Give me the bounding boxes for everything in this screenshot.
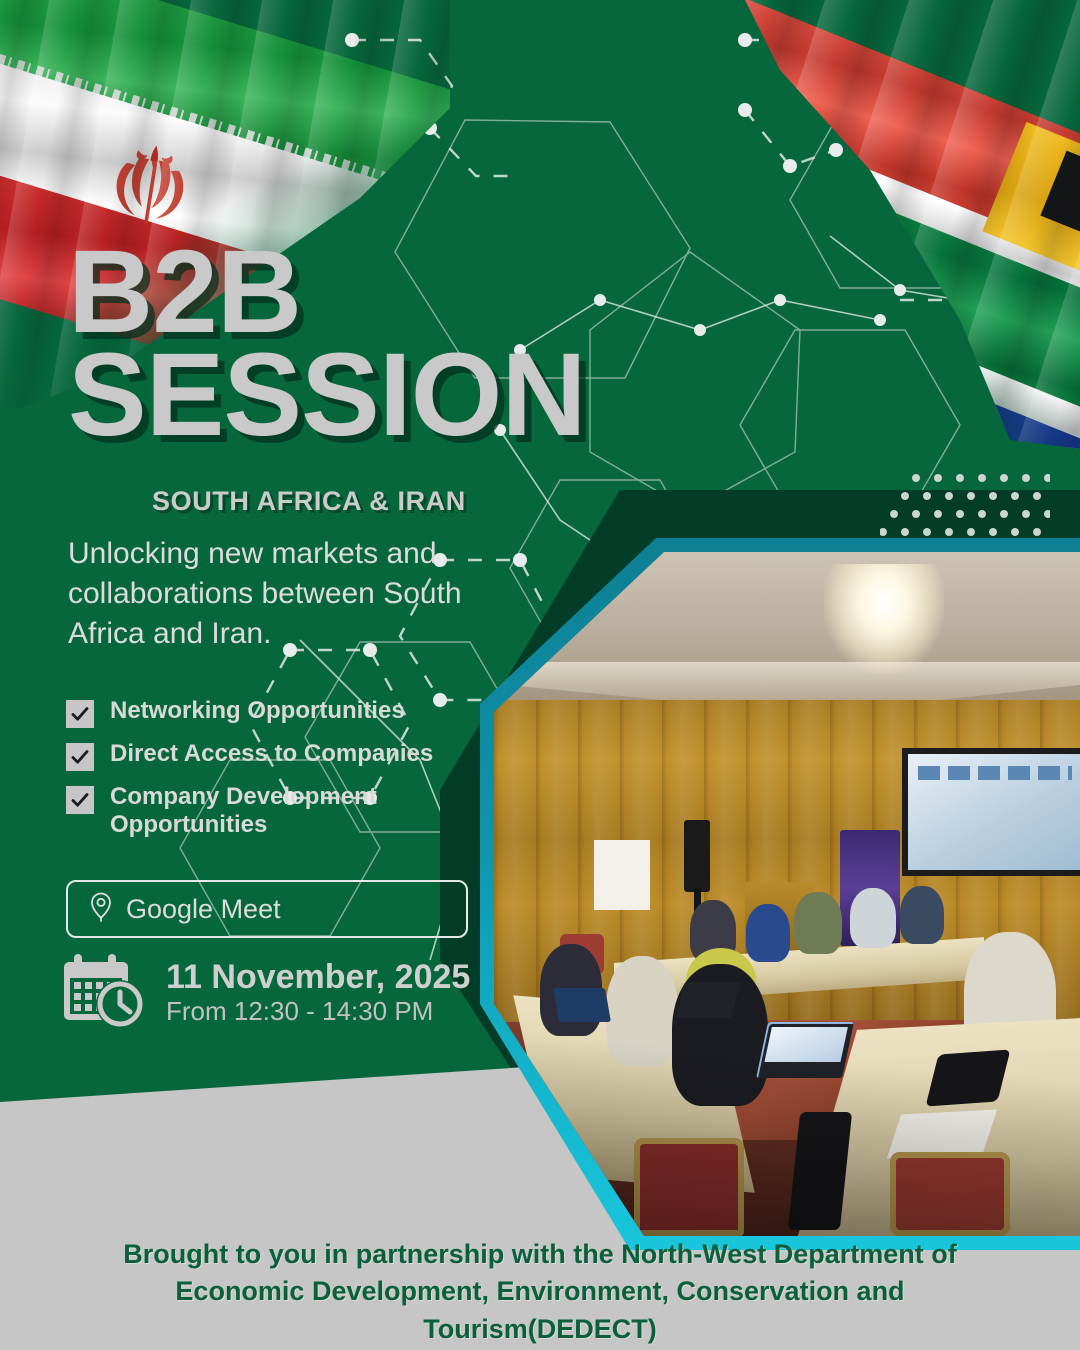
benefit-label: Networking Opportunities <box>110 697 405 725</box>
location-pin-icon <box>88 891 114 928</box>
list-item: Networking Opportunities <box>66 697 496 728</box>
datetime-block: 11 November, 2025 From 12:30 - 14:30 PM <box>62 952 470 1033</box>
title-line-2: SESSION <box>68 341 586 450</box>
poster: B2B SESSION SOUTH AFRICA & IRAN Unlockin… <box>0 0 1080 1350</box>
content-layer: B2B SESSION SOUTH AFRICA & IRAN Unlockin… <box>0 0 1080 1350</box>
list-item: Company Development Opportunities <box>66 783 496 840</box>
event-date: 11 November, 2025 <box>166 958 470 996</box>
list-item: Direct Access to Companies <box>66 740 496 771</box>
venue-label: Google Meet <box>126 894 281 925</box>
title-subtitle: SOUTH AFRICA & IRAN <box>152 486 466 517</box>
benefit-label: Company Development Opportunities <box>110 783 496 840</box>
venue-badge[interactable]: Google Meet <box>66 880 468 938</box>
partnership-footer: Brought to you in partnership with the N… <box>80 1236 1000 1348</box>
benefits-list: Networking Opportunities Direct Access t… <box>66 697 496 852</box>
checkmark-icon <box>66 786 94 814</box>
calendar-clock-icon <box>62 952 148 1033</box>
lede-text: Unlocking new markets and collaborations… <box>68 534 508 654</box>
checkmark-icon <box>66 700 94 728</box>
benefit-label: Direct Access to Companies <box>110 740 433 768</box>
title-block: B2B SESSION <box>68 238 586 449</box>
checkmark-icon <box>66 743 94 771</box>
event-time: From 12:30 - 14:30 PM <box>166 996 470 1027</box>
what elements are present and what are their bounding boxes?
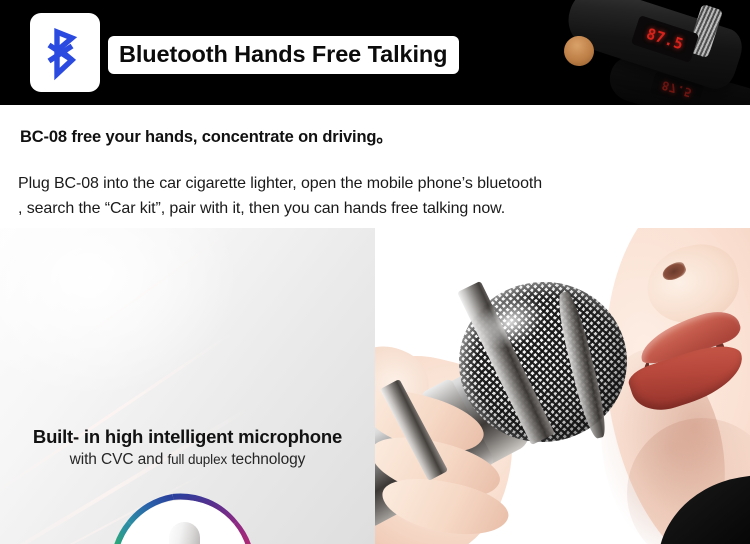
- banner-title: Bluetooth Hands Free Talking: [119, 43, 447, 67]
- caption-sub-suffix: technology: [227, 451, 305, 468]
- banner-title-box: Bluetooth Hands Free Talking: [108, 36, 459, 74]
- description-section: BC-08 free your hands, concentrate on dr…: [0, 105, 750, 228]
- singing-photo-panel: [375, 228, 750, 544]
- light-streak: [52, 228, 247, 360]
- bluetooth-icon: [45, 25, 85, 81]
- product-marketing-image: 87.5 87.5 Bluetooth Hands Free Talking: [0, 0, 750, 544]
- description-body-line-1: Plug BC-08 into the car cigarette lighte…: [18, 171, 733, 196]
- description-body-line-2: , search the “Car kit”, pair with it, th…: [18, 196, 733, 221]
- device-reflection-frequency: 87.5: [660, 78, 694, 100]
- photo-composition: [375, 228, 750, 544]
- microphone-icon: [141, 518, 227, 544]
- description-headline: BC-08 free your hands, concentrate on dr…: [20, 123, 393, 147]
- microphone-badge: [107, 490, 259, 544]
- microphone-feature-panel: Built- in high intelligent microphone wi…: [0, 228, 375, 544]
- device-frequency-value: 87.5: [644, 25, 686, 54]
- description-body: Plug BC-08 into the car cigarette lighte…: [18, 171, 733, 221]
- caption-sub-small: full duplex: [167, 452, 227, 467]
- bc08-device-photo: 87.5 87.5: [530, 0, 750, 105]
- header-banner: 87.5 87.5 Bluetooth Hands Free Talking: [0, 0, 750, 105]
- feature-caption-sub: with CVC and full duplex technology: [0, 451, 375, 469]
- caption-sub-prefix: with CVC and: [70, 451, 168, 468]
- feature-panels: Built- in high intelligent microphone wi…: [0, 228, 750, 544]
- panel-glow: [0, 228, 240, 398]
- feature-caption-main: Built- in high intelligent microphone: [0, 426, 375, 448]
- bluetooth-logo-badge: [30, 13, 100, 92]
- feature-caption: Built- in high intelligent microphone wi…: [0, 426, 375, 469]
- light-streak: [0, 330, 235, 500]
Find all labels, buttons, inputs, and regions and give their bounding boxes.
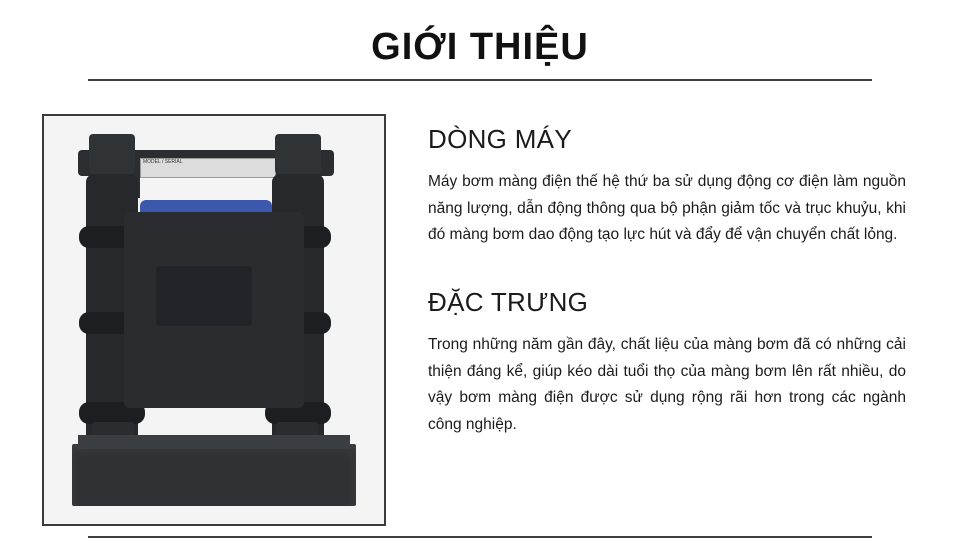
divider-top bbox=[88, 79, 872, 81]
pump-nameplate: MODEL / SERIAL bbox=[140, 158, 276, 178]
page-title: GIỚI THIỆU bbox=[0, 26, 960, 69]
pump-gearbox bbox=[156, 266, 252, 326]
pump-inlet-port bbox=[89, 134, 135, 174]
pump-photo: MODEL / SERIAL bbox=[44, 116, 384, 524]
divider-bottom bbox=[88, 536, 872, 538]
section-heading-1: DÒNG MÁY bbox=[428, 124, 906, 155]
pump-outlet-port bbox=[275, 134, 321, 174]
pump-base-plate bbox=[72, 444, 356, 506]
section-body-2: Trong những năm gần đây, chất liệu của m… bbox=[428, 332, 906, 439]
section-body-1: Máy bơm màng điện thế hệ thứ ba sử dụng … bbox=[428, 169, 906, 249]
slide: GIỚI THIỆU MODEL / SERIAL DÒNG bbox=[0, 0, 960, 560]
section-heading-2: ĐẶC TRƯNG bbox=[428, 287, 906, 318]
product-image-frame: MODEL / SERIAL bbox=[42, 114, 386, 526]
content-column: DÒNG MÁY Máy bơm màng điện thế hệ thứ ba… bbox=[428, 124, 906, 439]
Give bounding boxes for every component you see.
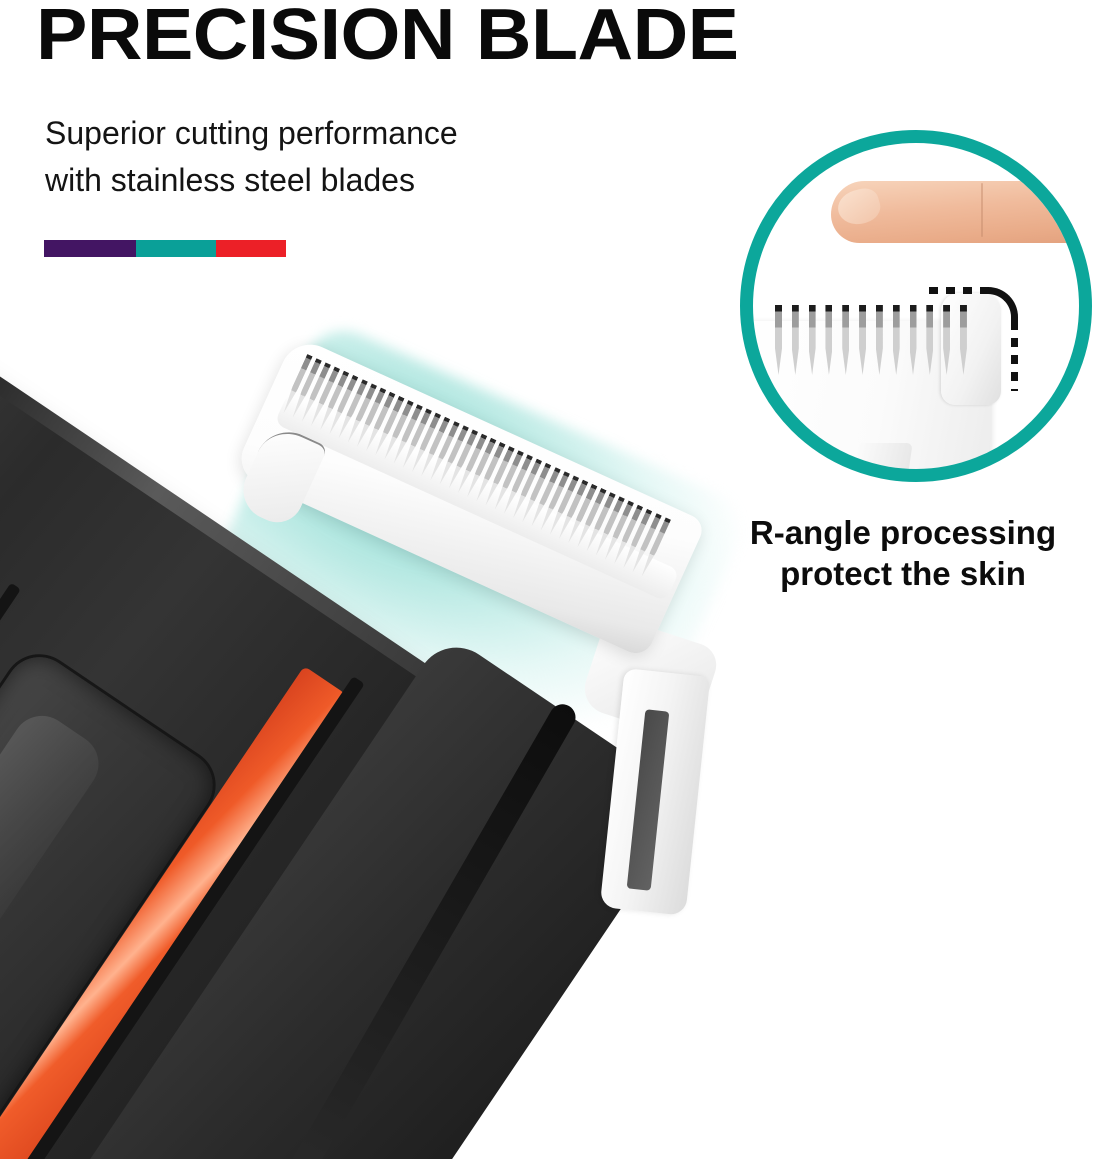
product-image [0, 380, 780, 1159]
accent-rule-segment-red [216, 240, 286, 257]
inset-ring-border [740, 130, 1092, 482]
accent-rule-segment-teal [136, 240, 216, 257]
page-title: PRECISION BLADE [36, 0, 739, 74]
subtitle-text: Superior cutting performance with stainl… [45, 110, 458, 204]
precision-blade-banner: PRECISION BLADE Superior cutting perform… [0, 0, 1106, 1159]
accent-rule [44, 240, 286, 257]
accent-rule-segment-purple [44, 240, 136, 257]
inset-caption: R-angle processing protect the skin [700, 512, 1106, 594]
r-angle-detail-inset [740, 130, 1092, 482]
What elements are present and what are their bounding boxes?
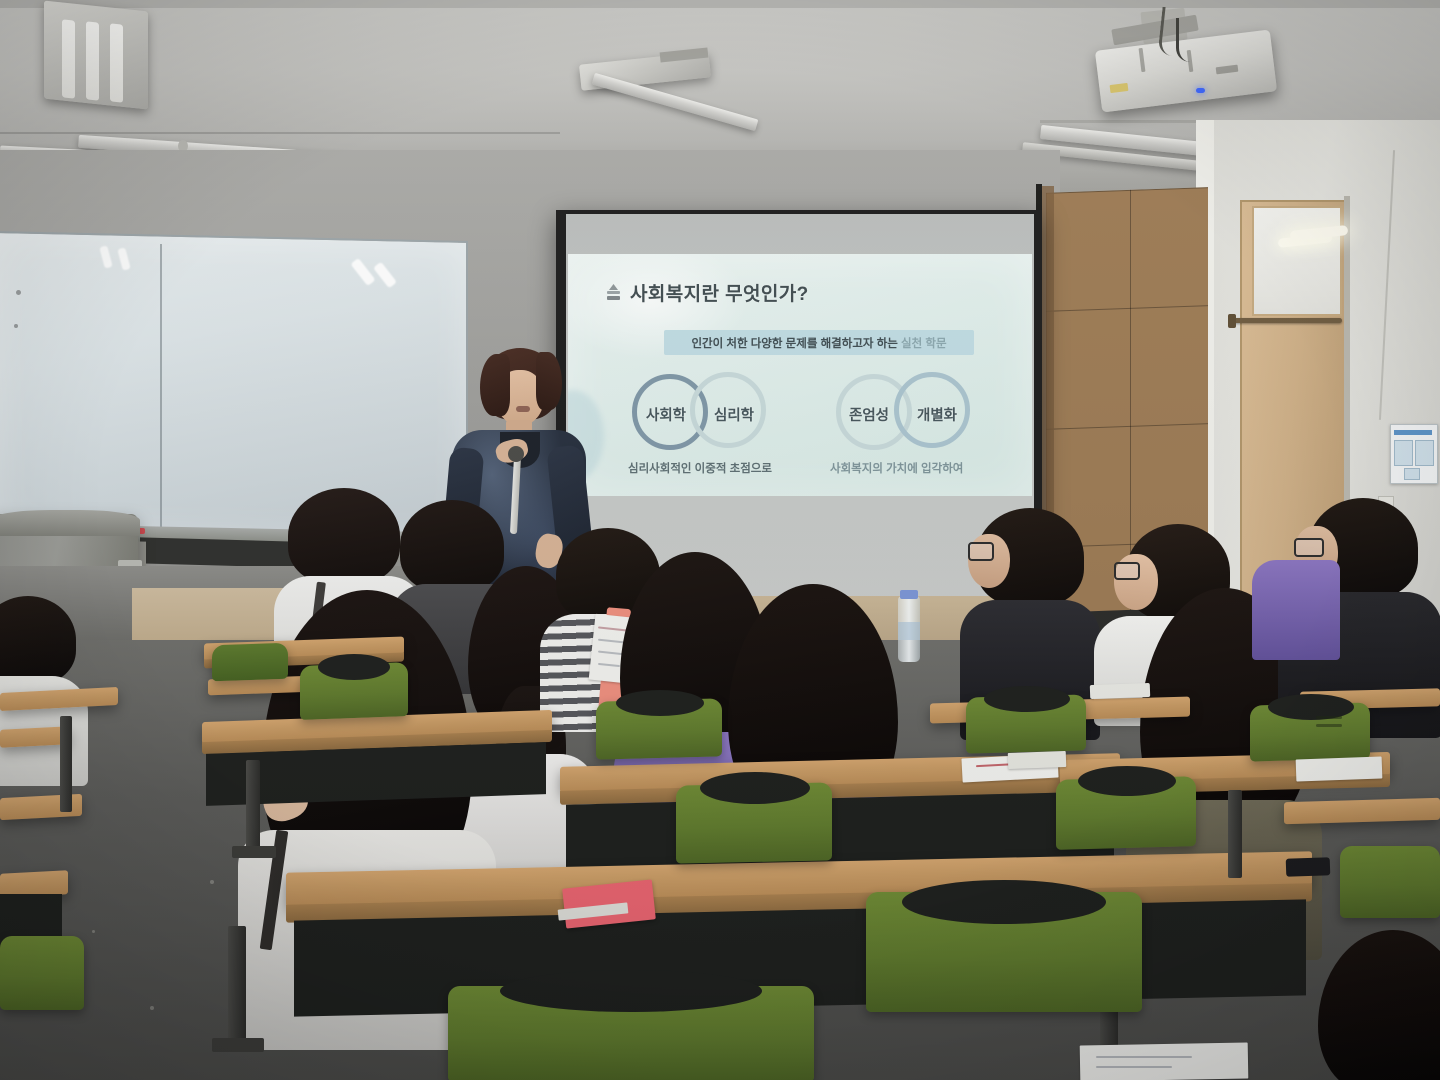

......

* STATED TASK:
Please gather every line from the data above that contains the string "pump", matching case exactly.

* WORKED SOLUTION:
pump-nameplate: MODEL / SERIAL bbox=[140, 158, 276, 178]
pump-gearbox bbox=[156, 266, 252, 326]
pump-inlet-port bbox=[89, 134, 135, 174]
pump-photo: MODEL / SERIAL bbox=[44, 116, 384, 524]
pump-outlet-port bbox=[275, 134, 321, 174]
pump-base-plate bbox=[72, 444, 356, 506]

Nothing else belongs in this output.